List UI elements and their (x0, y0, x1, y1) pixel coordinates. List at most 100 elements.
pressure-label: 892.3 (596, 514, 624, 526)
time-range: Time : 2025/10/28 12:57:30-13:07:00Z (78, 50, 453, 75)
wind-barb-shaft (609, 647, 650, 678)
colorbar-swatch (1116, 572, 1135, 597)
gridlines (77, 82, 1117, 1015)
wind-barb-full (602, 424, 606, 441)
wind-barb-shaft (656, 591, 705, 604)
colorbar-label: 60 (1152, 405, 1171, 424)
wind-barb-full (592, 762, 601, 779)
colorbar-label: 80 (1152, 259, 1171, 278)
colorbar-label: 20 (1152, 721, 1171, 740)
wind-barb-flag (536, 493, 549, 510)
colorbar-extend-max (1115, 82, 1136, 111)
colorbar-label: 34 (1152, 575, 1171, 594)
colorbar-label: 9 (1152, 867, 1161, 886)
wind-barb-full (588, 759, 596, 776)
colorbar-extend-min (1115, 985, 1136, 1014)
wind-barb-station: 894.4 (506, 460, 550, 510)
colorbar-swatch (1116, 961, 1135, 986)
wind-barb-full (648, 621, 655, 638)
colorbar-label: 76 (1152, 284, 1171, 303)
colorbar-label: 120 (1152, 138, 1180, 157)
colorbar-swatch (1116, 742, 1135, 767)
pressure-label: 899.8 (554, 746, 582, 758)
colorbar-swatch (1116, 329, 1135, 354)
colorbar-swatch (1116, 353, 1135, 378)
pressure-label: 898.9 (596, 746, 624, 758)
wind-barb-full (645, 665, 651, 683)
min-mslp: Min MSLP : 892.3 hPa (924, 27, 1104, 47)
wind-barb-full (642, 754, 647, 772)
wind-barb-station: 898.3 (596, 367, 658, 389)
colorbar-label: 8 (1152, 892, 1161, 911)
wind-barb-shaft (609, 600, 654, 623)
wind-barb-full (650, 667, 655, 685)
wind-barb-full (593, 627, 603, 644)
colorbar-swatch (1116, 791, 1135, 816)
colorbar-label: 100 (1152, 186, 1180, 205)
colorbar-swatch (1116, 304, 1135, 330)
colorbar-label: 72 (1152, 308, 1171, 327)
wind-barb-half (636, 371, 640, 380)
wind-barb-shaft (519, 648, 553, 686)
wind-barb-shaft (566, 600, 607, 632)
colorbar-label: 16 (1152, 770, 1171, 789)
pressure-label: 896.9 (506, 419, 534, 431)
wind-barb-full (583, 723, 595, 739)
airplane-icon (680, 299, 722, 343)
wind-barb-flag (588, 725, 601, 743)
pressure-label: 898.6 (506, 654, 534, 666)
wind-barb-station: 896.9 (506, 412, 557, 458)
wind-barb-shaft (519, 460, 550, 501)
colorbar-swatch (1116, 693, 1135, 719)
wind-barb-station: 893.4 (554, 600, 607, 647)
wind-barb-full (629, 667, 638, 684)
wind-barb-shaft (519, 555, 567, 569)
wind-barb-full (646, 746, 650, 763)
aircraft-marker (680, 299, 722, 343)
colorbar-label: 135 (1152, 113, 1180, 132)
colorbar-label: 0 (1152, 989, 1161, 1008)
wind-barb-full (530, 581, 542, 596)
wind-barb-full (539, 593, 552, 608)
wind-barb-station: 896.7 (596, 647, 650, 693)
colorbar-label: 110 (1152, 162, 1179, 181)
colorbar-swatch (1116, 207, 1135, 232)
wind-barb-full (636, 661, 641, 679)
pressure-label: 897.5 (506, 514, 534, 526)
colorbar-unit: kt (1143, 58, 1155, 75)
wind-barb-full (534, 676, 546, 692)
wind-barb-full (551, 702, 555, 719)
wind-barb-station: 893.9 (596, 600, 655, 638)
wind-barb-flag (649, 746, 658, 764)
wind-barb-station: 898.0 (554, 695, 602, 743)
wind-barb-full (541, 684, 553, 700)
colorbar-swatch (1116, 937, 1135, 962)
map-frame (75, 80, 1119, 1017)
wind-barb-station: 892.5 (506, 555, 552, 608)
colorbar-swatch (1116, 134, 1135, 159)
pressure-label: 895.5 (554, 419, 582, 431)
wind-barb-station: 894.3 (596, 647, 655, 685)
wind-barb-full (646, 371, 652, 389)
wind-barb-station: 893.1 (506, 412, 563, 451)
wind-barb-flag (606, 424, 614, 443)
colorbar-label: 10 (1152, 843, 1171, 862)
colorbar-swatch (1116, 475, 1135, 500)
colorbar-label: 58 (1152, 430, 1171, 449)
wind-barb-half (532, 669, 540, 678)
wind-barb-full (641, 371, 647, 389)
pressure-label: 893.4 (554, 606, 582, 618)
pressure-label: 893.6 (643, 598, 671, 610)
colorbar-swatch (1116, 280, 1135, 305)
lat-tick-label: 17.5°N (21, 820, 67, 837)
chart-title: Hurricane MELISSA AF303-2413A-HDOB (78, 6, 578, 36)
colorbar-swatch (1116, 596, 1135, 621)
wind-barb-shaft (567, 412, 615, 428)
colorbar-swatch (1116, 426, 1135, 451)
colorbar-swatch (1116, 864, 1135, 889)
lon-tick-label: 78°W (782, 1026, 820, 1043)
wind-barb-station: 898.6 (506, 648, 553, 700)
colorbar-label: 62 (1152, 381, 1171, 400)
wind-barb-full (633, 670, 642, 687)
+ + + + + + +
__The request__
Quote all of the items above word for word, keeping every line as it stands.

__Final result__
List UI elements and their (x0, y0, x1, y1) pixel coordinates. List at most 100 elements.
pressure-label: 892.3 (596, 514, 624, 526)
time-range: Time : 2025/10/28 12:57:30-13:07:00Z (78, 50, 453, 75)
wind-barb-shaft (609, 647, 650, 678)
colorbar-swatch (1116, 572, 1135, 597)
gridlines (77, 82, 1117, 1015)
wind-barb-full (602, 424, 606, 441)
wind-barb-shaft (656, 591, 705, 604)
colorbar-label: 60 (1152, 405, 1171, 424)
wind-barb-full (592, 762, 601, 779)
colorbar-label: 80 (1152, 259, 1171, 278)
colorbar-label: 20 (1152, 721, 1171, 740)
wind-barb-flag (536, 493, 549, 510)
colorbar-extend-max (1115, 82, 1136, 111)
colorbar-label: 34 (1152, 575, 1171, 594)
colorbar-label: 9 (1152, 867, 1161, 886)
wind-barb-full (588, 759, 596, 776)
colorbar-extend-min (1115, 985, 1136, 1014)
wind-barb-station: 894.4 (506, 460, 550, 510)
colorbar-swatch (1116, 961, 1135, 986)
wind-barb-full (648, 621, 655, 638)
colorbar-label: 76 (1152, 284, 1171, 303)
colorbar-label: 120 (1152, 138, 1180, 157)
colorbar-swatch (1116, 742, 1135, 767)
pressure-label: 899.8 (554, 746, 582, 758)
colorbar-swatch (1116, 329, 1135, 354)
colorbar-swatch (1116, 353, 1135, 378)
pressure-label: 898.9 (596, 746, 624, 758)
wind-barb-full (645, 665, 651, 683)
min-mslp: Min MSLP : 892.3 hPa (924, 27, 1104, 47)
wind-barb-full (642, 754, 647, 772)
wind-barb-station: 898.3 (596, 367, 658, 389)
colorbar-label: 8 (1152, 892, 1161, 911)
wind-barb-shaft (609, 600, 654, 623)
wind-barb-full (650, 667, 655, 685)
wind-barb-full (593, 627, 603, 644)
colorbar-swatch (1116, 791, 1135, 816)
colorbar-label: 100 (1152, 186, 1180, 205)
colorbar-swatch (1116, 304, 1135, 330)
colorbar-label: 72 (1152, 308, 1171, 327)
wind-barb-half (636, 371, 640, 380)
wind-barb-shaft (519, 648, 553, 686)
wind-barb-shaft (566, 600, 607, 632)
colorbar-label: 16 (1152, 770, 1171, 789)
pressure-label: 896.9 (506, 419, 534, 431)
wind-barb-full (583, 723, 595, 739)
airplane-icon (680, 299, 722, 343)
wind-barb-flag (588, 725, 601, 743)
pressure-label: 898.6 (506, 654, 534, 666)
wind-barb-station: 896.9 (506, 412, 557, 458)
wind-barb-shaft (519, 460, 550, 501)
colorbar-swatch (1116, 693, 1135, 719)
wind-barb-station: 893.4 (554, 600, 607, 647)
wind-barb-full (629, 667, 638, 684)
wind-barb-shaft (519, 555, 567, 569)
wind-barb-full (646, 746, 650, 763)
aircraft-marker (680, 299, 722, 343)
colorbar-label: 135 (1152, 113, 1180, 132)
colorbar-label: 0 (1152, 989, 1161, 1008)
wind-barb-full (530, 581, 542, 596)
wind-barb-full (539, 593, 552, 608)
wind-barb-station: 896.7 (596, 647, 650, 693)
colorbar-label: 110 (1152, 162, 1179, 181)
colorbar-swatch (1116, 207, 1135, 232)
wind-barb-full (636, 661, 641, 679)
pressure-label: 897.5 (506, 514, 534, 526)
colorbar-unit: kt (1143, 58, 1155, 75)
wind-barb-full (534, 676, 546, 692)
wind-barb-full (551, 702, 555, 719)
wind-barb-station: 893.9 (596, 600, 655, 638)
wind-barb-flag (649, 746, 658, 764)
wind-barb-station: 898.0 (554, 695, 602, 743)
wind-barb-full (541, 684, 553, 700)
colorbar-swatch (1116, 937, 1135, 962)
map-frame (75, 80, 1119, 1017)
wind-barb-station: 892.5 (506, 555, 552, 608)
colorbar-swatch (1116, 134, 1135, 159)
pressure-label: 895.5 (554, 419, 582, 431)
wind-barb-station: 894.3 (596, 647, 655, 685)
wind-barb-full (646, 371, 652, 389)
wind-barb-station: 893.1 (506, 412, 563, 451)
wind-barb-flag (606, 424, 614, 443)
colorbar-label: 10 (1152, 843, 1171, 862)
colorbar-swatch (1116, 475, 1135, 500)
colorbar-label: 58 (1152, 430, 1171, 449)
wind-barb-half (532, 669, 540, 678)
wind-barb-full (641, 371, 647, 389)
pressure-label: 893.4 (554, 606, 582, 618)
pressure-label: 893.6 (643, 598, 671, 610)
colorbar-swatch (1116, 280, 1135, 305)
lat-tick-label: 17.5°N (21, 820, 67, 837)
chart-title: Hurricane MELISSA AF303-2413A-HDOB (78, 6, 578, 36)
colorbar-swatch (1116, 596, 1135, 621)
wind-barb-shaft (567, 412, 615, 428)
colorbar-swatch (1116, 426, 1135, 451)
colorbar-swatch (1116, 864, 1135, 889)
lon-tick-label: 78°W (782, 1026, 820, 1043)
wind-barb-station: 898.6 (506, 648, 553, 700)
colorbar-label: 62 (1152, 381, 1171, 400)
wind-barb-full (633, 670, 642, 687)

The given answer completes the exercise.